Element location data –
┌──
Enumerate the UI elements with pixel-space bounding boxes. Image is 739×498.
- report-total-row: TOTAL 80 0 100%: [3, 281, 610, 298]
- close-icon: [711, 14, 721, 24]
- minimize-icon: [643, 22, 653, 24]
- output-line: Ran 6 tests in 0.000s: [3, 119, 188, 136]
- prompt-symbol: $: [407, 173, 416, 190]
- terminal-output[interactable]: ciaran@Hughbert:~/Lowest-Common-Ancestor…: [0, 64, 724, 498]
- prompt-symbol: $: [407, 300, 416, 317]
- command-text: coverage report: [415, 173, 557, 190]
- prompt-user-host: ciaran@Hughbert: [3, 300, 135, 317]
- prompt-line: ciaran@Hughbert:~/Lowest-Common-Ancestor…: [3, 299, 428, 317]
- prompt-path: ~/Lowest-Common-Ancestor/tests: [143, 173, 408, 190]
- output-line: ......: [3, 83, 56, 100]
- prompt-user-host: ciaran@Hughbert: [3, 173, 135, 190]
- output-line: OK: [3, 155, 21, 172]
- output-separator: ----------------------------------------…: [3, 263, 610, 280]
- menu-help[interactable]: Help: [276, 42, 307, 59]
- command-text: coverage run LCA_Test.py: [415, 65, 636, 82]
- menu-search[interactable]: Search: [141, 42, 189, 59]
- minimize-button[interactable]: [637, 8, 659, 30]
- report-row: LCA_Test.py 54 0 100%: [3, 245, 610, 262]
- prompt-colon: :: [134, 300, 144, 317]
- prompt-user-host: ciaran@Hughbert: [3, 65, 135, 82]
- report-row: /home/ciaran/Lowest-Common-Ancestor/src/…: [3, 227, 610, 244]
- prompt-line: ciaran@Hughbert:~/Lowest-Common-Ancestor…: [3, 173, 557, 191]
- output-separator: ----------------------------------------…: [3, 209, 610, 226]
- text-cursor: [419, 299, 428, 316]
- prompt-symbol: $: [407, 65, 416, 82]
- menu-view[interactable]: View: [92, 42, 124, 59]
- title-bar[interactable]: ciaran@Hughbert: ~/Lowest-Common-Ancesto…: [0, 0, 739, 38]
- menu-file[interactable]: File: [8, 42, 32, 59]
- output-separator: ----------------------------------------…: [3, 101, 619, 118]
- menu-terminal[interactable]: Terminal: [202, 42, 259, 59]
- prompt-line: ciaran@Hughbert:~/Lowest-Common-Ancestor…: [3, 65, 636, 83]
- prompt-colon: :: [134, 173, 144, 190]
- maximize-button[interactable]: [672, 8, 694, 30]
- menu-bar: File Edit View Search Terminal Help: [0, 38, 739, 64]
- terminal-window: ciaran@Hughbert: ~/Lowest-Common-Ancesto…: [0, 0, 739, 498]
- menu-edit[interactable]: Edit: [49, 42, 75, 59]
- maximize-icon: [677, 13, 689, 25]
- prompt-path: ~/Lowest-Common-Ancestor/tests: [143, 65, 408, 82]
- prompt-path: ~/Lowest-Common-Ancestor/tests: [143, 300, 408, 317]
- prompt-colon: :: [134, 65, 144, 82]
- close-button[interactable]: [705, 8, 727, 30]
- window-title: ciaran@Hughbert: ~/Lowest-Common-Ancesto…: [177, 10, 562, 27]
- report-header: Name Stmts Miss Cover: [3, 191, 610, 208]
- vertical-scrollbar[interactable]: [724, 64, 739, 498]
└──
What you have to do – Reproduce every row above without changing anything.

Reply –
Enumerate the UI elements with pixel-space bounding boxes. Image is 739×498.
- report-total-row: TOTAL 80 0 100%: [3, 281, 610, 298]
- close-icon: [711, 14, 721, 24]
- minimize-icon: [643, 22, 653, 24]
- output-line: Ran 6 tests in 0.000s: [3, 119, 188, 136]
- prompt-symbol: $: [407, 173, 416, 190]
- terminal-output[interactable]: ciaran@Hughbert:~/Lowest-Common-Ancestor…: [0, 64, 724, 498]
- prompt-symbol: $: [407, 300, 416, 317]
- command-text: coverage report: [415, 173, 557, 190]
- prompt-user-host: ciaran@Hughbert: [3, 300, 135, 317]
- prompt-line: ciaran@Hughbert:~/Lowest-Common-Ancestor…: [3, 299, 428, 317]
- prompt-path: ~/Lowest-Common-Ancestor/tests: [143, 173, 408, 190]
- output-line: ......: [3, 83, 56, 100]
- prompt-user-host: ciaran@Hughbert: [3, 173, 135, 190]
- output-line: OK: [3, 155, 21, 172]
- output-separator: ----------------------------------------…: [3, 263, 610, 280]
- menu-help[interactable]: Help: [276, 42, 307, 59]
- command-text: coverage run LCA_Test.py: [415, 65, 636, 82]
- menu-search[interactable]: Search: [141, 42, 189, 59]
- minimize-button[interactable]: [637, 8, 659, 30]
- report-row: LCA_Test.py 54 0 100%: [3, 245, 610, 262]
- prompt-colon: :: [134, 300, 144, 317]
- prompt-user-host: ciaran@Hughbert: [3, 65, 135, 82]
- report-row: /home/ciaran/Lowest-Common-Ancestor/src/…: [3, 227, 610, 244]
- prompt-line: ciaran@Hughbert:~/Lowest-Common-Ancestor…: [3, 173, 557, 191]
- output-separator: ----------------------------------------…: [3, 209, 610, 226]
- text-cursor: [419, 299, 428, 316]
- prompt-symbol: $: [407, 65, 416, 82]
- menu-view[interactable]: View: [92, 42, 124, 59]
- title-bar[interactable]: ciaran@Hughbert: ~/Lowest-Common-Ancesto…: [0, 0, 739, 38]
- menu-file[interactable]: File: [8, 42, 32, 59]
- output-separator: ----------------------------------------…: [3, 101, 619, 118]
- menu-terminal[interactable]: Terminal: [202, 42, 259, 59]
- prompt-line: ciaran@Hughbert:~/Lowest-Common-Ancestor…: [3, 65, 636, 83]
- prompt-colon: :: [134, 173, 144, 190]
- maximize-button[interactable]: [672, 8, 694, 30]
- menu-bar: File Edit View Search Terminal Help: [0, 38, 739, 64]
- terminal-window: ciaran@Hughbert: ~/Lowest-Common-Ancesto…: [0, 0, 739, 498]
- menu-edit[interactable]: Edit: [49, 42, 75, 59]
- maximize-icon: [677, 13, 689, 25]
- prompt-path: ~/Lowest-Common-Ancestor/tests: [143, 65, 408, 82]
- prompt-path: ~/Lowest-Common-Ancestor/tests: [143, 300, 408, 317]
- prompt-colon: :: [134, 65, 144, 82]
- close-button[interactable]: [705, 8, 727, 30]
- window-title: ciaran@Hughbert: ~/Lowest-Common-Ancesto…: [177, 10, 562, 27]
- report-header: Name Stmts Miss Cover: [3, 191, 610, 208]
- vertical-scrollbar[interactable]: [724, 64, 739, 498]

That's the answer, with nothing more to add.